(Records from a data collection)
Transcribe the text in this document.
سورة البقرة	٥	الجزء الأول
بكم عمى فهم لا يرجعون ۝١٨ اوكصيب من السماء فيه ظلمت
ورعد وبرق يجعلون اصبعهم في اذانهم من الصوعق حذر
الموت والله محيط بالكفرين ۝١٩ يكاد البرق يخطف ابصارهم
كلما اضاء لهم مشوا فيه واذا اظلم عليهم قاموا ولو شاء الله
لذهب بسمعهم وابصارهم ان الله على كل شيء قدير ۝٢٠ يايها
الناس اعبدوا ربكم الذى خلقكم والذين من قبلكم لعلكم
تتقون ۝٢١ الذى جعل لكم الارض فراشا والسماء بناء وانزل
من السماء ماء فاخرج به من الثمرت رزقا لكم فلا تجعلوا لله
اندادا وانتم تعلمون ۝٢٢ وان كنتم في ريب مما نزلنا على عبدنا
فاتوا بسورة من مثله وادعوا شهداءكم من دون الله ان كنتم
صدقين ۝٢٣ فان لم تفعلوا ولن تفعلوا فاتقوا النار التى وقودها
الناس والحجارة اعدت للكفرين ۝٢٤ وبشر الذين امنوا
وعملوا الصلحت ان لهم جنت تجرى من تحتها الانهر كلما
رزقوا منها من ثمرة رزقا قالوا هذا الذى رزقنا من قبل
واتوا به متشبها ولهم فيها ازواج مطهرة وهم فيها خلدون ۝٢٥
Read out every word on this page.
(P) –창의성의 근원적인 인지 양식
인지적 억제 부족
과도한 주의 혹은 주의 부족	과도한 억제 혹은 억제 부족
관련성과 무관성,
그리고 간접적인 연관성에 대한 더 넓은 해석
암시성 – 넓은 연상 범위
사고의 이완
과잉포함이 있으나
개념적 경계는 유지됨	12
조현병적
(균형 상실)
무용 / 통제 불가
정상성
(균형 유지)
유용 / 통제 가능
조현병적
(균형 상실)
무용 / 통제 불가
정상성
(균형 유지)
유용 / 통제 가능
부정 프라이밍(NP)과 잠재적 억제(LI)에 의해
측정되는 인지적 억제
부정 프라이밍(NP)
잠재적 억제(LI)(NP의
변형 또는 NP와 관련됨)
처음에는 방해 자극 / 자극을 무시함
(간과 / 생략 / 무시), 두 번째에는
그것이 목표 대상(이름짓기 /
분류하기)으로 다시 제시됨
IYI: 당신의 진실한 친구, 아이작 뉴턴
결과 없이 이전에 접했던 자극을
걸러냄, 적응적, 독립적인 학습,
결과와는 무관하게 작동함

**Exercise instructions:** Write the listing out again, exactly as shown above.

**Complete response:**
Transcribe the text in this document.
سورة البقرة	٥	الجزء الأول
بكم عمى فهم لا يرجعون ۝١٨ اوكصيب من السماء فيه ظلمت
ورعد وبرق يجعلون اصبعهم في اذانهم من الصوعق حذر
الموت والله محيط بالكفرين ۝١٩ يكاد البرق يخطف ابصارهم
كلما اضاء لهم مشوا فيه واذا اظلم عليهم قاموا ولو شاء الله
لذهب بسمعهم وابصارهم ان الله على كل شيء قدير ۝٢٠ يايها
الناس اعبدوا ربكم الذى خلقكم والذين من قبلكم لعلكم
تتقون ۝٢١ الذى جعل لكم الارض فراشا والسماء بناء وانزل
من السماء ماء فاخرج به من الثمرت رزقا لكم فلا تجعلوا لله
اندادا وانتم تعلمون ۝٢٢ وان كنتم في ريب مما نزلنا على عبدنا
فاتوا بسورة من مثله وادعوا شهداءكم من دون الله ان كنتم
صدقين ۝٢٣ فان لم تفعلوا ولن تفعلوا فاتقوا النار التى وقودها
الناس والحجارة اعدت للكفرين ۝٢٤ وبشر الذين امنوا
وعملوا الصلحت ان لهم جنت تجرى من تحتها الانهر كلما
رزقوا منها من ثمرة رزقا قالوا هذا الذى رزقنا من قبل
واتوا به متشبها ولهم فيها ازواج مطهرة وهم فيها خلدون ۝٢٥
Read out every word on this page.
(P) –창의성의 근원적인 인지 양식
인지적 억제 부족
과도한 주의 혹은 주의 부족	과도한 억제 혹은 억제 부족
관련성과 무관성,
그리고 간접적인 연관성에 대한 더 넓은 해석
암시성 – 넓은 연상 범위
사고의 이완
과잉포함이 있으나
개념적 경계는 유지됨	12
조현병적
(균형 상실)
무용 / 통제 불가
정상성
(균형 유지)
유용 / 통제 가능
조현병적
(균형 상실)
무용 / 통제 불가
정상성
(균형 유지)
유용 / 통제 가능
부정 프라이밍(NP)과 잠재적 억제(LI)에 의해
측정되는 인지적 억제
부정 프라이밍(NP)
잠재적 억제(LI)(NP의
변형 또는 NP와 관련됨)
처음에는 방해 자극 / 자극을 무시함
(간과 / 생략 / 무시), 두 번째에는
그것이 목표 대상(이름짓기 /
분류하기)으로 다시 제시됨
IYI: 당신의 진실한 친구, 아이작 뉴턴
결과 없이 이전에 접했던 자극을
걸러냄, 적응적, 독립적인 학습,
결과와는 무관하게 작동함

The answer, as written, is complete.